(Saved entries)
----
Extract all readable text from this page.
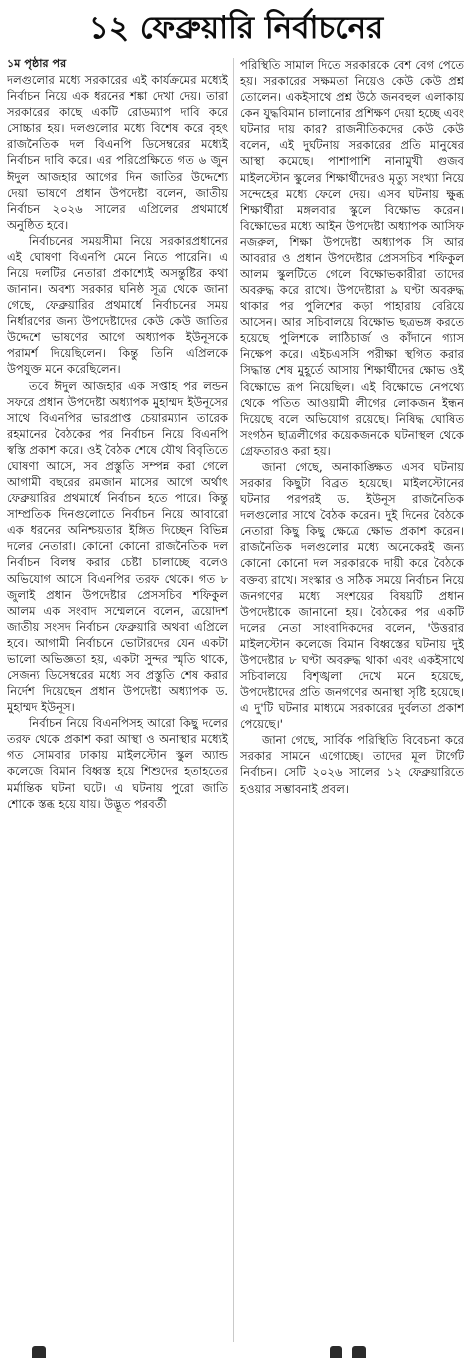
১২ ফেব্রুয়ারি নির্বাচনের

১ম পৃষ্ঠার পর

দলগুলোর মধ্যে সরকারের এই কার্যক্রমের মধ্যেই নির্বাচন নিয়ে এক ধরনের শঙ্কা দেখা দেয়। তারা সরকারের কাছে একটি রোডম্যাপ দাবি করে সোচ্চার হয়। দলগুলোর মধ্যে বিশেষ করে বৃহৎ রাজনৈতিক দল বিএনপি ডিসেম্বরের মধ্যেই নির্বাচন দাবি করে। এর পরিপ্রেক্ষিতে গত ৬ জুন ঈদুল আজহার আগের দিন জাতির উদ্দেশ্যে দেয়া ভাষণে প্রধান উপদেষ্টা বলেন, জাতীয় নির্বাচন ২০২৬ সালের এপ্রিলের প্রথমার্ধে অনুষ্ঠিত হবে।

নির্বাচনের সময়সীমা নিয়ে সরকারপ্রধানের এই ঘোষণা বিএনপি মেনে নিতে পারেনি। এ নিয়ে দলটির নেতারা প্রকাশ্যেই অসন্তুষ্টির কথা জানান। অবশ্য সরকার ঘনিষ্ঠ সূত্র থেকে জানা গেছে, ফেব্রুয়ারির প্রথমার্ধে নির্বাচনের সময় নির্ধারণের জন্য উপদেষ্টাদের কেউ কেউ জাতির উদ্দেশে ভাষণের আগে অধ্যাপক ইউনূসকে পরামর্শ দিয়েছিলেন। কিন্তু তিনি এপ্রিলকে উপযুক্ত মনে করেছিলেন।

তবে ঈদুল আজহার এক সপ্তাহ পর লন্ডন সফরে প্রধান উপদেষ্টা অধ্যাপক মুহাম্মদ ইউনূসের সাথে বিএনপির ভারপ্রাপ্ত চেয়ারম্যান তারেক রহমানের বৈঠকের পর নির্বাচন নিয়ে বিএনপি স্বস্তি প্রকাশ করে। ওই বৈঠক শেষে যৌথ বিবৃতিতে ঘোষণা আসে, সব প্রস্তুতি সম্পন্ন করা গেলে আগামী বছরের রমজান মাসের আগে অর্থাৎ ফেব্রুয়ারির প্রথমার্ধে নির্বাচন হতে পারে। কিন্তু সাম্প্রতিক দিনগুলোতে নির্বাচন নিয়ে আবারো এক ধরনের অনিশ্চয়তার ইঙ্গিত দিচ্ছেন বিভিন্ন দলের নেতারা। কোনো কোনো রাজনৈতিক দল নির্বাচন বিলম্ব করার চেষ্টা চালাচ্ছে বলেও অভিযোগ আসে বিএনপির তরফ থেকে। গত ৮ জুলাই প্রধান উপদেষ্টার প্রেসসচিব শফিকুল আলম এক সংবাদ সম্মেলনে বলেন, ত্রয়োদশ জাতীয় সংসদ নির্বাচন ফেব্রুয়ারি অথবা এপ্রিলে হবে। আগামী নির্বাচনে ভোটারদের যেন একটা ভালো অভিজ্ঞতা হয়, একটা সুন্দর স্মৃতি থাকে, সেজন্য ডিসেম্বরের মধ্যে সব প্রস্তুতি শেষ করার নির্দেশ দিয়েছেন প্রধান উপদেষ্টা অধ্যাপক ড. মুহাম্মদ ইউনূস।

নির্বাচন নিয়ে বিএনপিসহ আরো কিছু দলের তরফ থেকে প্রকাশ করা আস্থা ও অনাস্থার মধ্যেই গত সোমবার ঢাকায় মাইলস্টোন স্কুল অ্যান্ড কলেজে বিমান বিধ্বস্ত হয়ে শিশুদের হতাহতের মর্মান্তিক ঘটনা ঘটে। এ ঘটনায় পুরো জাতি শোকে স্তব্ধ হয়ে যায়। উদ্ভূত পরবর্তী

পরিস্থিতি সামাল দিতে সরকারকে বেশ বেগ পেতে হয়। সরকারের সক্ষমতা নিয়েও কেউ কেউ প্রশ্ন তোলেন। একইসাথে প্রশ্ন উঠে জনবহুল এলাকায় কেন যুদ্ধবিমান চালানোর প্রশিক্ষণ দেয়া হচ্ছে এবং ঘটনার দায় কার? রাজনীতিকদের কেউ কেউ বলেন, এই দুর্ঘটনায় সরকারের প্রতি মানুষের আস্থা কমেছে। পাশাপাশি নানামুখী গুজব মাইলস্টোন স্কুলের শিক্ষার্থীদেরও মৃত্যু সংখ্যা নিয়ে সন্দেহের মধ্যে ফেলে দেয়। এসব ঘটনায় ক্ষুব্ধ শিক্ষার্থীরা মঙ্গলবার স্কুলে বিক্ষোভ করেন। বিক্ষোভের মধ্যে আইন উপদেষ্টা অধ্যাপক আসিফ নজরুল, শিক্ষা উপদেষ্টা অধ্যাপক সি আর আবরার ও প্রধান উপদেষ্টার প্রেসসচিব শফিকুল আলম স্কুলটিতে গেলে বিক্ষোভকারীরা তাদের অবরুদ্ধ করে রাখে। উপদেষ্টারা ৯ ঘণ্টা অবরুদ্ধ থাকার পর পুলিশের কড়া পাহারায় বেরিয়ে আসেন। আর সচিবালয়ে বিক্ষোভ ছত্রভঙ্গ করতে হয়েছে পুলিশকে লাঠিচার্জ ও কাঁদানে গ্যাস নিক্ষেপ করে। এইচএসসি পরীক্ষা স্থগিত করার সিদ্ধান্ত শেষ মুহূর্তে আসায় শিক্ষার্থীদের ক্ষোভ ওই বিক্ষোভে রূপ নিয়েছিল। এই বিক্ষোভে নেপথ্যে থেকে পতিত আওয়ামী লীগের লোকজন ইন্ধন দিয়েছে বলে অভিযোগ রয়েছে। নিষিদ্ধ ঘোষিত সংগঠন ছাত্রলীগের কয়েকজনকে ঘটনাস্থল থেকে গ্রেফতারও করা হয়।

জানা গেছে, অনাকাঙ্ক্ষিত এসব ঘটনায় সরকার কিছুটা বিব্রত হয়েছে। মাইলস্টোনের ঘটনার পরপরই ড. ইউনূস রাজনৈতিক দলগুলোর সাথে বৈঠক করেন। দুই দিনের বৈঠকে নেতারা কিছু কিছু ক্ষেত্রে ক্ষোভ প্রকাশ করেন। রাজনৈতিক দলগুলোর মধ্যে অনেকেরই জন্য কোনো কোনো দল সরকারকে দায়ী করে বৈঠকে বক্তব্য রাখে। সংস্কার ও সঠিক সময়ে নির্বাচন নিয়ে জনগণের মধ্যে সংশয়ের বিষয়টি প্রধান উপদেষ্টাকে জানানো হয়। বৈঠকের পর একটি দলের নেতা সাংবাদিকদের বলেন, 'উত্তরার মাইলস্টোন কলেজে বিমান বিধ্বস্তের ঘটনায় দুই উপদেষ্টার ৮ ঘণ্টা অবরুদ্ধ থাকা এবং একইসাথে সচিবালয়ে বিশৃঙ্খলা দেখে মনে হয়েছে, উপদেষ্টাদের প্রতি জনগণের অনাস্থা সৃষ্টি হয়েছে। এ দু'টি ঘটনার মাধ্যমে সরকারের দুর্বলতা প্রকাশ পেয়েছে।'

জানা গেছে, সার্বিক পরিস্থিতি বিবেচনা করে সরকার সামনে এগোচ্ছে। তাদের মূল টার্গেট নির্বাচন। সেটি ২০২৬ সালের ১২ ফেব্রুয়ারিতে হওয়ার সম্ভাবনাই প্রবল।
----
EXERCISE GOAL: Reproduce each entry verbatim, excluding any embedded images.

ANSWER TO THIS EXERCISE:
Extract all readable text from this page.
১২ ফেব্রুয়ারি নির্বাচনের

১ম পৃষ্ঠার পর

দলগুলোর মধ্যে সরকারের এই কার্যক্রমের মধ্যেই নির্বাচন নিয়ে এক ধরনের শঙ্কা দেখা দেয়। তারা সরকারের কাছে একটি রোডম্যাপ দাবি করে সোচ্চার হয়। দলগুলোর মধ্যে বিশেষ করে বৃহৎ রাজনৈতিক দল বিএনপি ডিসেম্বরের মধ্যেই নির্বাচন দাবি করে। এর পরিপ্রেক্ষিতে গত ৬ জুন ঈদুল আজহার আগের দিন জাতির উদ্দেশ্যে দেয়া ভাষণে প্রধান উপদেষ্টা বলেন, জাতীয় নির্বাচন ২০২৬ সালের এপ্রিলের প্রথমার্ধে অনুষ্ঠিত হবে।

নির্বাচনের সময়সীমা নিয়ে সরকারপ্রধানের এই ঘোষণা বিএনপি মেনে নিতে পারেনি। এ নিয়ে দলটির নেতারা প্রকাশ্যেই অসন্তুষ্টির কথা জানান। অবশ্য সরকার ঘনিষ্ঠ সূত্র থেকে জানা গেছে, ফেব্রুয়ারির প্রথমার্ধে নির্বাচনের সময় নির্ধারণের জন্য উপদেষ্টাদের কেউ কেউ জাতির উদ্দেশে ভাষণের আগে অধ্যাপক ইউনূসকে পরামর্শ দিয়েছিলেন। কিন্তু তিনি এপ্রিলকে উপযুক্ত মনে করেছিলেন।

তবে ঈদুল আজহার এক সপ্তাহ পর লন্ডন সফরে প্রধান উপদেষ্টা অধ্যাপক মুহাম্মদ ইউনূসের সাথে বিএনপির ভারপ্রাপ্ত চেয়ারম্যান তারেক রহমানের বৈঠকের পর নির্বাচন নিয়ে বিএনপি স্বস্তি প্রকাশ করে। ওই বৈঠক শেষে যৌথ বিবৃতিতে ঘোষণা আসে, সব প্রস্তুতি সম্পন্ন করা গেলে আগামী বছরের রমজান মাসের আগে অর্থাৎ ফেব্রুয়ারির প্রথমার্ধে নির্বাচন হতে পারে। কিন্তু সাম্প্রতিক দিনগুলোতে নির্বাচন নিয়ে আবারো এক ধরনের অনিশ্চয়তার ইঙ্গিত দিচ্ছেন বিভিন্ন দলের নেতারা। কোনো কোনো রাজনৈতিক দল নির্বাচন বিলম্ব করার চেষ্টা চালাচ্ছে বলেও অভিযোগ আসে বিএনপির তরফ থেকে। গত ৮ জুলাই প্রধান উপদেষ্টার প্রেসসচিব শফিকুল আলম এক সংবাদ সম্মেলনে বলেন, ত্রয়োদশ জাতীয় সংসদ নির্বাচন ফেব্রুয়ারি অথবা এপ্রিলে হবে। আগামী নির্বাচনে ভোটারদের যেন একটা ভালো অভিজ্ঞতা হয়, একটা সুন্দর স্মৃতি থাকে, সেজন্য ডিসেম্বরের মধ্যে সব প্রস্তুতি শেষ করার নির্দেশ দিয়েছেন প্রধান উপদেষ্টা অধ্যাপক ড. মুহাম্মদ ইউনূস।

নির্বাচন নিয়ে বিএনপিসহ আরো কিছু দলের তরফ থেকে প্রকাশ করা আস্থা ও অনাস্থার মধ্যেই গত সোমবার ঢাকায় মাইলস্টোন স্কুল অ্যান্ড কলেজে বিমান বিধ্বস্ত হয়ে শিশুদের হতাহতের মর্মান্তিক ঘটনা ঘটে। এ ঘটনায় পুরো জাতি শোকে স্তব্ধ হয়ে যায়। উদ্ভূত পরবর্তী

পরিস্থিতি সামাল দিতে সরকারকে বেশ বেগ পেতে হয়। সরকারের সক্ষমতা নিয়েও কেউ কেউ প্রশ্ন তোলেন। একইসাথে প্রশ্ন উঠে জনবহুল এলাকায় কেন যুদ্ধবিমান চালানোর প্রশিক্ষণ দেয়া হচ্ছে এবং ঘটনার দায় কার? রাজনীতিকদের কেউ কেউ বলেন, এই দুর্ঘটনায় সরকারের প্রতি মানুষের আস্থা কমেছে। পাশাপাশি নানামুখী গুজব মাইলস্টোন স্কুলের শিক্ষার্থীদেরও মৃত্যু সংখ্যা নিয়ে সন্দেহের মধ্যে ফেলে দেয়। এসব ঘটনায় ক্ষুব্ধ শিক্ষার্থীরা মঙ্গলবার স্কুলে বিক্ষোভ করেন। বিক্ষোভের মধ্যে আইন উপদেষ্টা অধ্যাপক আসিফ নজরুল, শিক্ষা উপদেষ্টা অধ্যাপক সি আর আবরার ও প্রধান উপদেষ্টার প্রেসসচিব শফিকুল আলম স্কুলটিতে গেলে বিক্ষোভকারীরা তাদের অবরুদ্ধ করে রাখে। উপদেষ্টারা ৯ ঘণ্টা অবরুদ্ধ থাকার পর পুলিশের কড়া পাহারায় বেরিয়ে আসেন। আর সচিবালয়ে বিক্ষোভ ছত্রভঙ্গ করতে হয়েছে পুলিশকে লাঠিচার্জ ও কাঁদানে গ্যাস নিক্ষেপ করে। এইচএসসি পরীক্ষা স্থগিত করার সিদ্ধান্ত শেষ মুহূর্তে আসায় শিক্ষার্থীদের ক্ষোভ ওই বিক্ষোভে রূপ নিয়েছিল। এই বিক্ষোভে নেপথ্যে থেকে পতিত আওয়ামী লীগের লোকজন ইন্ধন দিয়েছে বলে অভিযোগ রয়েছে। নিষিদ্ধ ঘোষিত সংগঠন ছাত্রলীগের কয়েকজনকে ঘটনাস্থল থেকে গ্রেফতারও করা হয়।

জানা গেছে, অনাকাঙ্ক্ষিত এসব ঘটনায় সরকার কিছুটা বিব্রত হয়েছে। মাইলস্টোনের ঘটনার পরপরই ড. ইউনূস রাজনৈতিক দলগুলোর সাথে বৈঠক করেন। দুই দিনের বৈঠকে নেতারা কিছু কিছু ক্ষেত্রে ক্ষোভ প্রকাশ করেন। রাজনৈতিক দলগুলোর মধ্যে অনেকেরই জন্য কোনো কোনো দল সরকারকে দায়ী করে বৈঠকে বক্তব্য রাখে। সংস্কার ও সঠিক সময়ে নির্বাচন নিয়ে জনগণের মধ্যে সংশয়ের বিষয়টি প্রধান উপদেষ্টাকে জানানো হয়। বৈঠকের পর একটি দলের নেতা সাংবাদিকদের বলেন, 'উত্তরার মাইলস্টোন কলেজে বিমান বিধ্বস্তের ঘটনায় দুই উপদেষ্টার ৮ ঘণ্টা অবরুদ্ধ থাকা এবং একইসাথে সচিবালয়ে বিশৃঙ্খলা দেখে মনে হয়েছে, উপদেষ্টাদের প্রতি জনগণের অনাস্থা সৃষ্টি হয়েছে। এ দু'টি ঘটনার মাধ্যমে সরকারের দুর্বলতা প্রকাশ পেয়েছে।'

জানা গেছে, সার্বিক পরিস্থিতি বিবেচনা করে সরকার সামনে এগোচ্ছে। তাদের মূল টার্গেট নির্বাচন। সেটি ২০২৬ সালের ১২ ফেব্রুয়ারিতে হওয়ার সম্ভাবনাই প্রবল।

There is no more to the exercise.